··· LISTING

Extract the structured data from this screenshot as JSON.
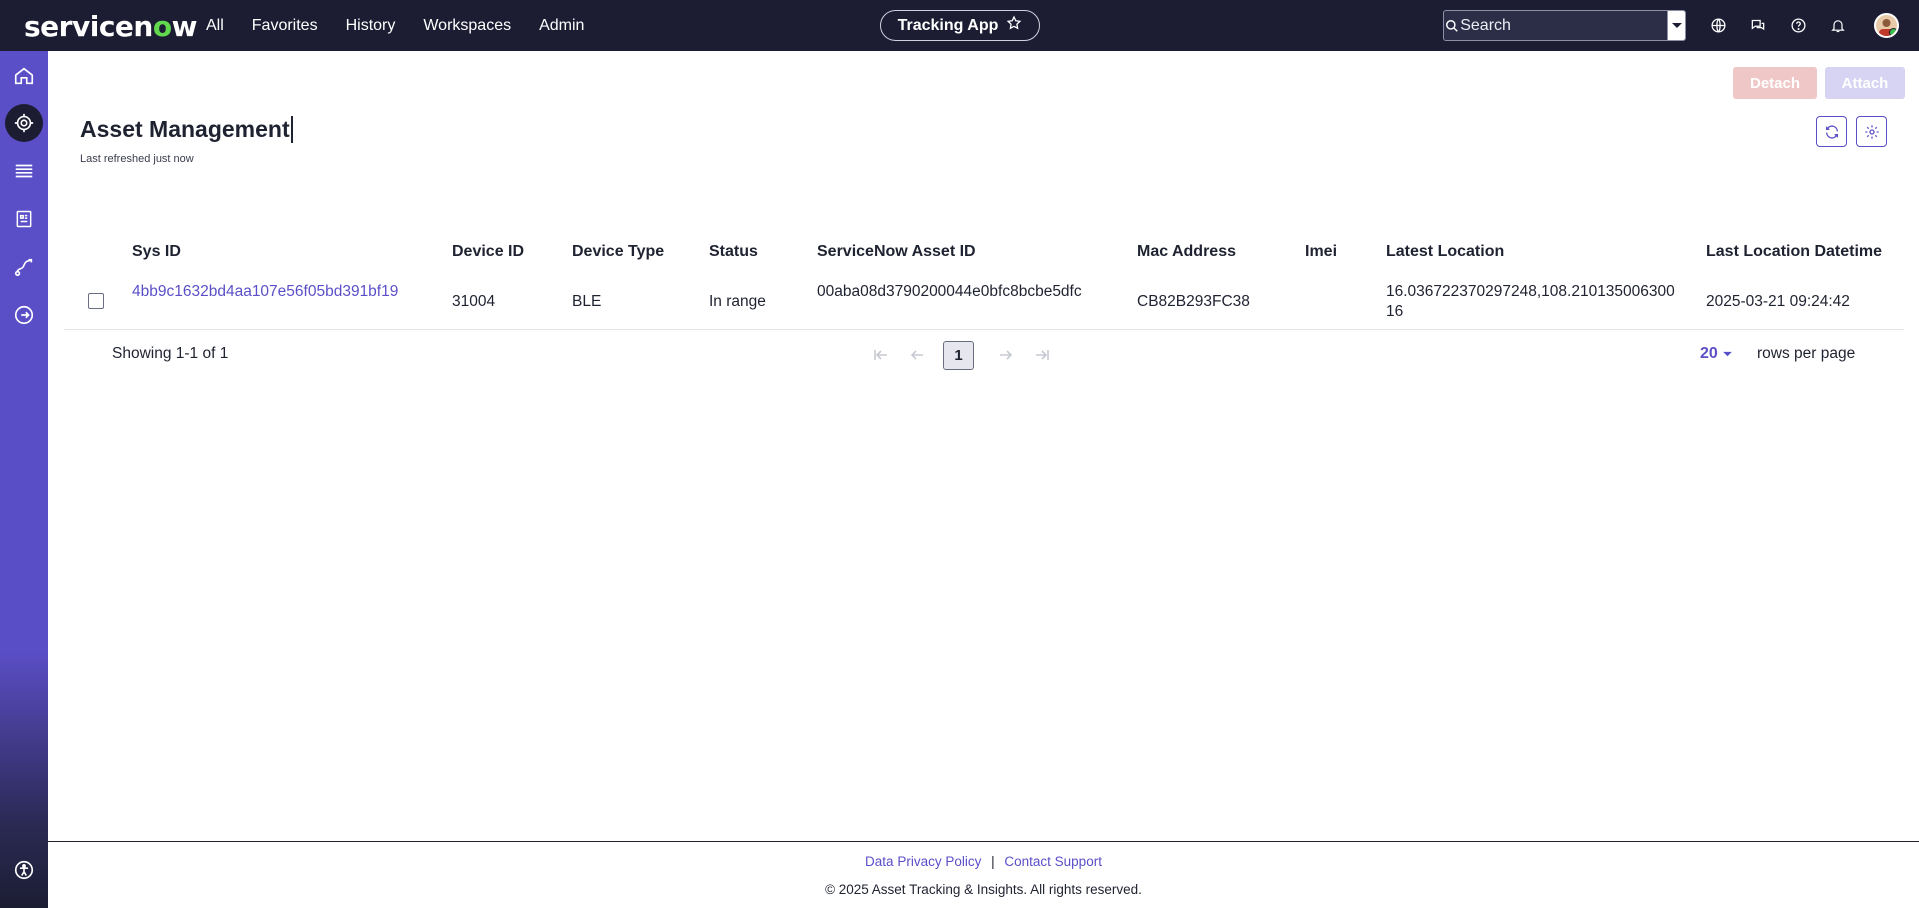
{
  "brand": {
    "logo_text_a": "servicen",
    "logo_text_o": "o",
    "logo_text_b": "w"
  },
  "nav": {
    "items": [
      "All",
      "Favorites",
      "History",
      "Workspaces",
      "Admin"
    ]
  },
  "app_pill": {
    "label": "Tracking App"
  },
  "search": {
    "placeholder": "Search"
  },
  "toolbar": {
    "detach_label": "Detach",
    "attach_label": "Attach"
  },
  "page": {
    "title": "Asset Management",
    "refreshed": "Last refreshed just now"
  },
  "table": {
    "columns": [
      "Sys ID",
      "Device ID",
      "Device Type",
      "Status",
      "ServiceNow Asset ID",
      "Mac Address",
      "Imei",
      "Latest Location",
      "Last Location Datetime"
    ],
    "rows": [
      {
        "sys_id": "4bb9c1632bd4aa107e56f05bd391bf19",
        "device_id": "31004",
        "device_type": "BLE",
        "status": "In range",
        "asset_id": "00aba08d3790200044e0bfc8bcbe5dfc",
        "mac": "CB82B293FC38",
        "imei": "",
        "location": "16.036722370297248,108.21013500630016",
        "datetime": "2025-03-21 09:24:42"
      }
    ]
  },
  "pagination": {
    "showing": "Showing 1-1 of 1",
    "current_page": "1",
    "rows_per_page_value": "20",
    "rows_per_page_label": "rows per page"
  },
  "footer": {
    "privacy": "Data Privacy Policy",
    "separator": "|",
    "support": "Contact Support",
    "copyright": "© 2025 Asset Tracking & Insights. All rights reserved."
  },
  "colors": {
    "nav_bg": "#1c1d33",
    "accent": "#5b4fc8",
    "sidebar": "#5a4ec6",
    "brand_green": "#62d84e"
  }
}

······

◆ **DIRECTIONS**: Look over the listing. Pull out every line with the string "Last" in it.

◆ **RESULT FOR THIS TASK**:
    "refreshed": "Last refreshed just now"
      "Last Location Datetime"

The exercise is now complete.